Consider the data that follows and state how many lines contain the string "main", using the number alone.

Data entries
-*-*-

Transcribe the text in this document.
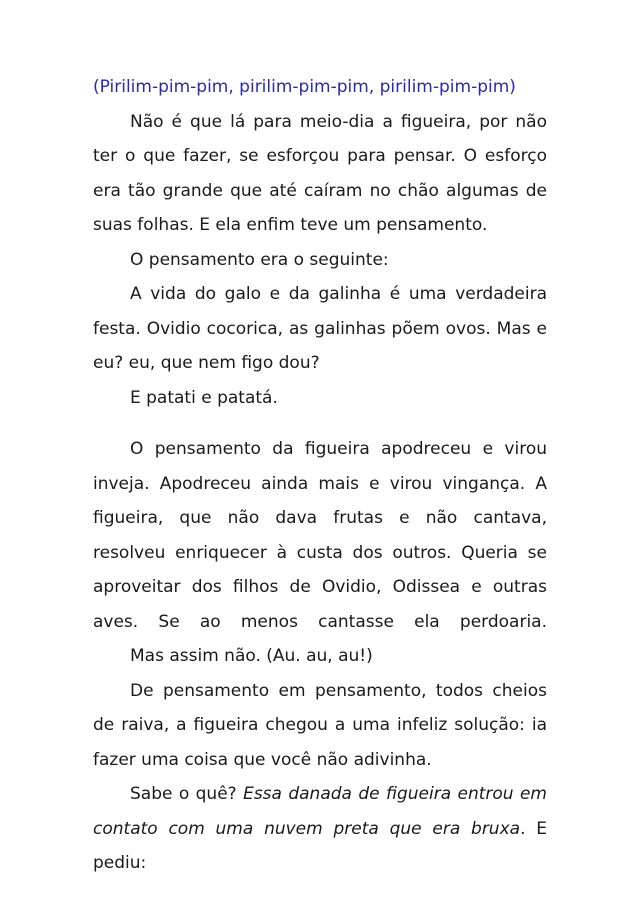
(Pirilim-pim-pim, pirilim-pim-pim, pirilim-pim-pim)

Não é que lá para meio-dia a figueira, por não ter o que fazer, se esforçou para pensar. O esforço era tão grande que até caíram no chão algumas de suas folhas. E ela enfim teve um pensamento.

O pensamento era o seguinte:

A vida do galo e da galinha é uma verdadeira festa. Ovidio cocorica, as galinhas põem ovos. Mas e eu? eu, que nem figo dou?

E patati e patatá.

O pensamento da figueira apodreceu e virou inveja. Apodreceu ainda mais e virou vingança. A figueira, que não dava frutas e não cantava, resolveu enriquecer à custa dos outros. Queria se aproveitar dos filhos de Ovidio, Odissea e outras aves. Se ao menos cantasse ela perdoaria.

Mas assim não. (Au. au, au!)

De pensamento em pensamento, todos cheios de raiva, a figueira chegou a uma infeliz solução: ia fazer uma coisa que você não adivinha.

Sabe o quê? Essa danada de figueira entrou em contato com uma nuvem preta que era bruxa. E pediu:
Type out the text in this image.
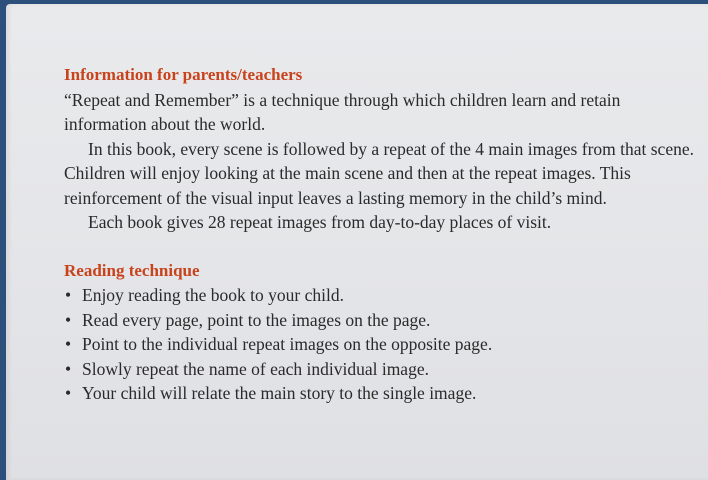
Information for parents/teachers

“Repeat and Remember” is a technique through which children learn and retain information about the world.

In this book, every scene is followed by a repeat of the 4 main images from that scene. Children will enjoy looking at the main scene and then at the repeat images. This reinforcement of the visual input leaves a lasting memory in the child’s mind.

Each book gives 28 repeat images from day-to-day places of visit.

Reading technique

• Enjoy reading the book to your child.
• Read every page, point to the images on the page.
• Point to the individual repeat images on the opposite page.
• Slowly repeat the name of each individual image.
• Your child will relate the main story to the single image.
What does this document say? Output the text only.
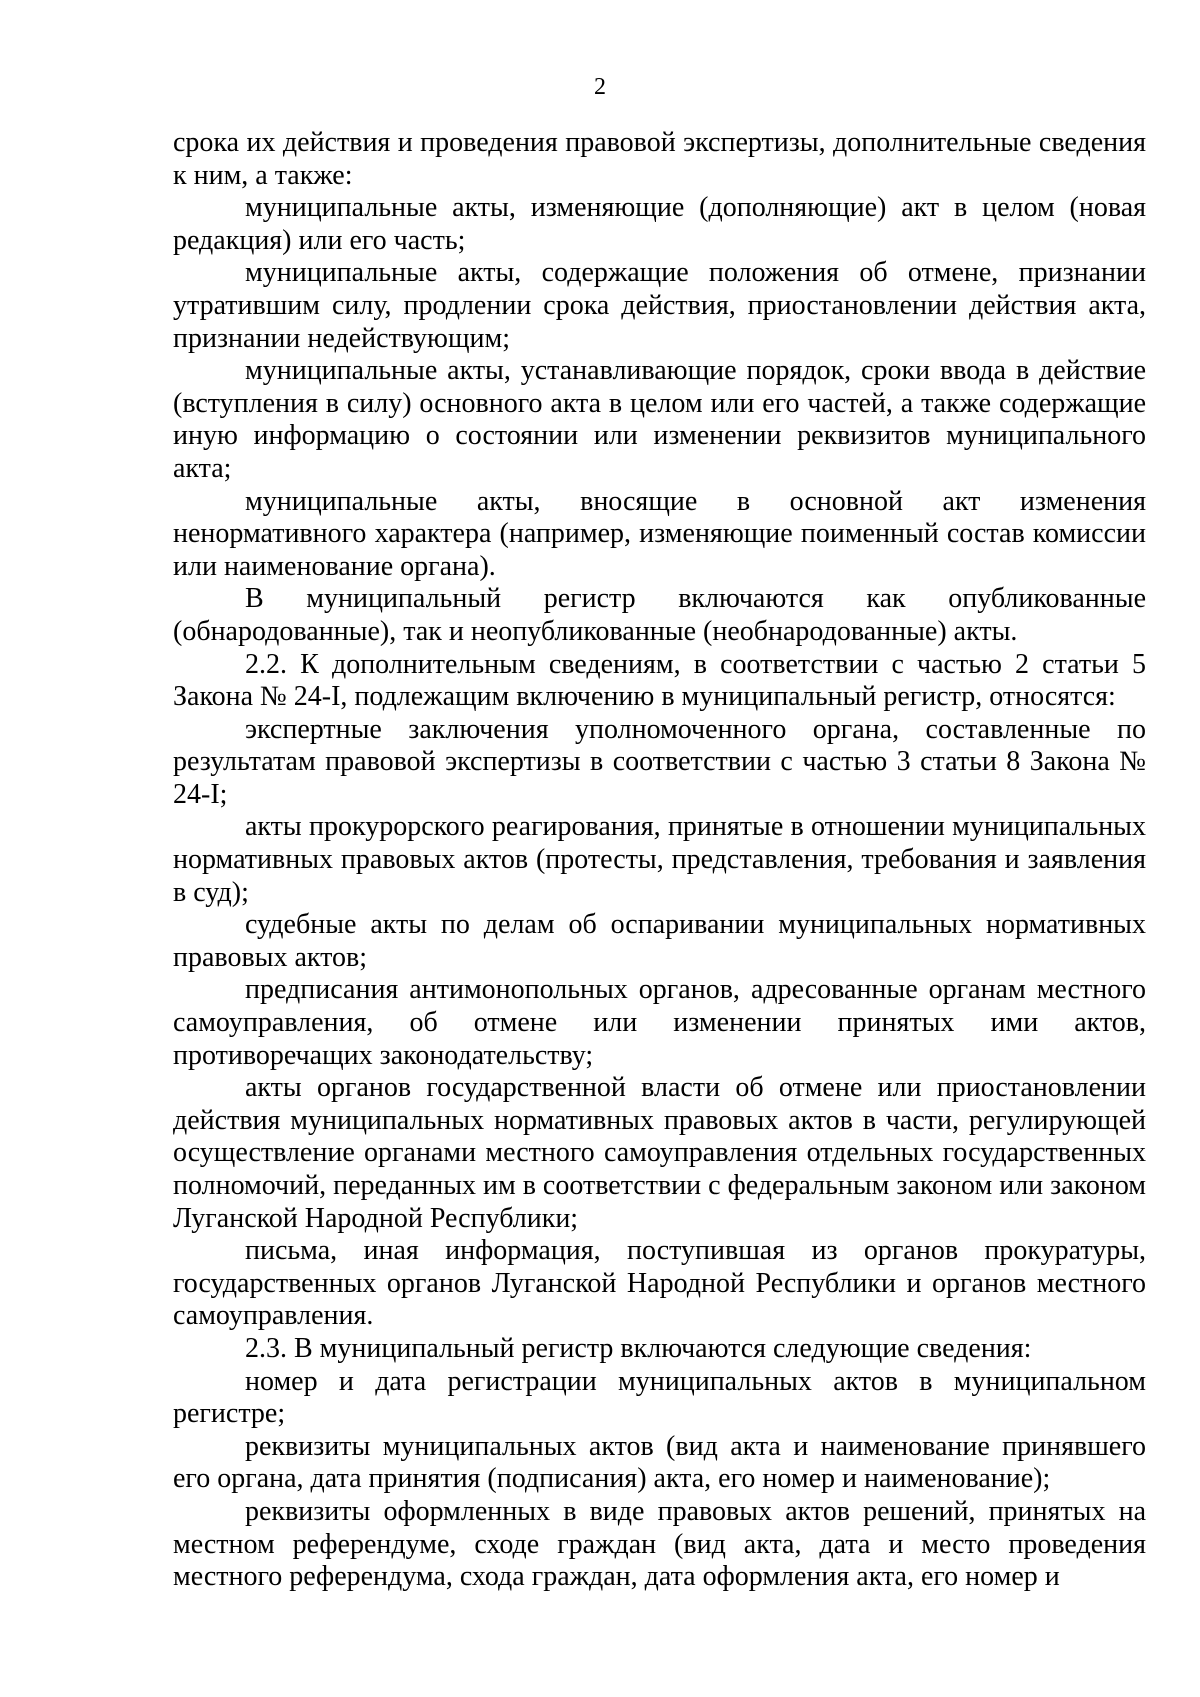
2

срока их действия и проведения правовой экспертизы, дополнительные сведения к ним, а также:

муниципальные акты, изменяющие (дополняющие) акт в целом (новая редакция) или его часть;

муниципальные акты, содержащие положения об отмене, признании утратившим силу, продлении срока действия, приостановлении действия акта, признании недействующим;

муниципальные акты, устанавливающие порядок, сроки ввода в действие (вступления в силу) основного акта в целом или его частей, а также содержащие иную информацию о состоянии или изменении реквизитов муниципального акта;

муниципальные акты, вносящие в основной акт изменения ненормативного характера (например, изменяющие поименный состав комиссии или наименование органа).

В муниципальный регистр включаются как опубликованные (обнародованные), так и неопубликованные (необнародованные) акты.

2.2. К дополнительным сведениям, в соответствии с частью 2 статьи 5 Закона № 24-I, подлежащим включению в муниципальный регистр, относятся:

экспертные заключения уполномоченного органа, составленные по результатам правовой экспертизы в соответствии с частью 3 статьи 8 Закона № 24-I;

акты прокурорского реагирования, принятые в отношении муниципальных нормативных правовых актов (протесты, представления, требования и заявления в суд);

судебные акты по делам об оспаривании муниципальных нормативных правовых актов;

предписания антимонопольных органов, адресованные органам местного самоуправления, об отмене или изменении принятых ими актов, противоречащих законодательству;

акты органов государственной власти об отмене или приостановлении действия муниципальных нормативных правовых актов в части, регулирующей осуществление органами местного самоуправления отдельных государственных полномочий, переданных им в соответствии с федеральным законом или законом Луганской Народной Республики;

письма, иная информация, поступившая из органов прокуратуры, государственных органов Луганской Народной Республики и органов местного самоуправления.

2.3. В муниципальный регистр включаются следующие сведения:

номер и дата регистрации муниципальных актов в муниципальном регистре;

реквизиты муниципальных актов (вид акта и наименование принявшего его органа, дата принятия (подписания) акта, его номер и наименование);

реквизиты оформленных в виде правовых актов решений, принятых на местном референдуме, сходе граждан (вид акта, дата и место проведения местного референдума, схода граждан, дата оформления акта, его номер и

-*-*-

# [CORRECT RESULT]
2